**Given information**
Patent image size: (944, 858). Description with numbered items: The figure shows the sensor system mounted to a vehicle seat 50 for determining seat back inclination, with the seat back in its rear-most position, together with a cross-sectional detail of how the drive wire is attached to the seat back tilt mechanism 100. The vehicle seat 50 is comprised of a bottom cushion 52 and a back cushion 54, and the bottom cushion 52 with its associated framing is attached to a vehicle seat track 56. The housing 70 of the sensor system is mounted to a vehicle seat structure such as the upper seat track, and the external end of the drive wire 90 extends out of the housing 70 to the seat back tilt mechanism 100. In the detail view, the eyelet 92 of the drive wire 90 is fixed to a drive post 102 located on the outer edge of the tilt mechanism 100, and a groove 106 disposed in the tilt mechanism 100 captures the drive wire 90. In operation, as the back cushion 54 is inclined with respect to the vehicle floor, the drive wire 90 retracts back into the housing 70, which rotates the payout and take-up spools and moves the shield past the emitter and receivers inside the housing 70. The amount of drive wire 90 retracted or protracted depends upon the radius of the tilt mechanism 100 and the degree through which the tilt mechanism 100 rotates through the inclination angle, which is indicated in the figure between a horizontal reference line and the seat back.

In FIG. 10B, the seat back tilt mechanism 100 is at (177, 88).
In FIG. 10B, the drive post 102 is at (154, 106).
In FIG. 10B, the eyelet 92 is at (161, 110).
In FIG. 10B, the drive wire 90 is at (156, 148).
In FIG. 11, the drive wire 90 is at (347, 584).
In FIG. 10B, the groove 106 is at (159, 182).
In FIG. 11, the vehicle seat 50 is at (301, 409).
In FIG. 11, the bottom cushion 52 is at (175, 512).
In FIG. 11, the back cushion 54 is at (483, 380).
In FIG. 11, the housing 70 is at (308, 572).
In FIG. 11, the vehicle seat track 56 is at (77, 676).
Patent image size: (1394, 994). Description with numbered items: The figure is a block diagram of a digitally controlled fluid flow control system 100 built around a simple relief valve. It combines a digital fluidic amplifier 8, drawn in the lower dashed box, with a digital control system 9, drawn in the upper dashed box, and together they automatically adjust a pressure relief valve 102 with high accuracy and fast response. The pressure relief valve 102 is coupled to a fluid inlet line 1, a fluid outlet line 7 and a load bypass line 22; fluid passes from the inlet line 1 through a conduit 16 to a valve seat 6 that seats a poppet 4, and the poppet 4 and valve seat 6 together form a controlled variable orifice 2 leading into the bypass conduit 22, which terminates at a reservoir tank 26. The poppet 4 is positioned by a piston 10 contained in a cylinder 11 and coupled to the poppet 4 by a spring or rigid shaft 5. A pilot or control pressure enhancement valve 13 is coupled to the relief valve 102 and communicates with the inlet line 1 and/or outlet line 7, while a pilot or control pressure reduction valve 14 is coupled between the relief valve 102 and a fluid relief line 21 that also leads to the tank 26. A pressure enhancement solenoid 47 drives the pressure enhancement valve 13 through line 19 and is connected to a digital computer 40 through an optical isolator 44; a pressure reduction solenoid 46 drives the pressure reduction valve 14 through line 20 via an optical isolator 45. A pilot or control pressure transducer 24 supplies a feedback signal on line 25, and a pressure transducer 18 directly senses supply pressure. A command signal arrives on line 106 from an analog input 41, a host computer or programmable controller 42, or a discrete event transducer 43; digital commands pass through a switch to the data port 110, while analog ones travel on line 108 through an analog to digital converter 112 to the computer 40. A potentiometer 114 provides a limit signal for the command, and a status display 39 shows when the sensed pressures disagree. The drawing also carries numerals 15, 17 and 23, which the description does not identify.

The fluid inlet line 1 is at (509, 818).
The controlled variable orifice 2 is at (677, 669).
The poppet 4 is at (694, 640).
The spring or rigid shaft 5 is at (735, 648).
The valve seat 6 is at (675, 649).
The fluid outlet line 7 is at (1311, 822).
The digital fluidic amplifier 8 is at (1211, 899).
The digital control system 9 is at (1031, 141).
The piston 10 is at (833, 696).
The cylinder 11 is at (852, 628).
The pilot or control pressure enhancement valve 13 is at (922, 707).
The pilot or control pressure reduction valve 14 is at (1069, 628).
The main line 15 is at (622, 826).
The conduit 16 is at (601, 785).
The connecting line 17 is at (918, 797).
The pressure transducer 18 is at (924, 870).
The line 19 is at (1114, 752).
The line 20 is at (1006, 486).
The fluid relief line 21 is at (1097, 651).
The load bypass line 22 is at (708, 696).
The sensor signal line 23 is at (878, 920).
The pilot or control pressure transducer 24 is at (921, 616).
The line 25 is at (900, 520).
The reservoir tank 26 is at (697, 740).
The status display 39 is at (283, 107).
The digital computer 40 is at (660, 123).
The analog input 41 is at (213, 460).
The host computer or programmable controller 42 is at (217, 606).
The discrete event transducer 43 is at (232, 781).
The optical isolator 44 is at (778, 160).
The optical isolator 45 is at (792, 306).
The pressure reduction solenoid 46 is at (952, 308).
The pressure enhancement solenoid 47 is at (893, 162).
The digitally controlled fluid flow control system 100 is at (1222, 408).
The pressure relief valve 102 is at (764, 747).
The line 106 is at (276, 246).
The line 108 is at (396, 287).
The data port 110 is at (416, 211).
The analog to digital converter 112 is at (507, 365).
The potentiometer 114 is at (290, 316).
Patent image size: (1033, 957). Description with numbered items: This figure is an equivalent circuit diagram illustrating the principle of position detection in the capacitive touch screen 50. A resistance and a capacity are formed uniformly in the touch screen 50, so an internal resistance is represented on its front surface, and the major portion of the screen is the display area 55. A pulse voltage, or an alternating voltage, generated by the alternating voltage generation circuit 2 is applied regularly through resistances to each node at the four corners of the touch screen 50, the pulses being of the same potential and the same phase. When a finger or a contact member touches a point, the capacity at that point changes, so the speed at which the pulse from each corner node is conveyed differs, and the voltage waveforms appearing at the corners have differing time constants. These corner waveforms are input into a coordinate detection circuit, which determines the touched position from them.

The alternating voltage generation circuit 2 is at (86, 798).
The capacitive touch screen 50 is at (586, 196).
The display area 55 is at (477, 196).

**Task instructions**
How many lines in the records above contain the word "alternating"? Case counts; give only the number.

**Exercise answer**
2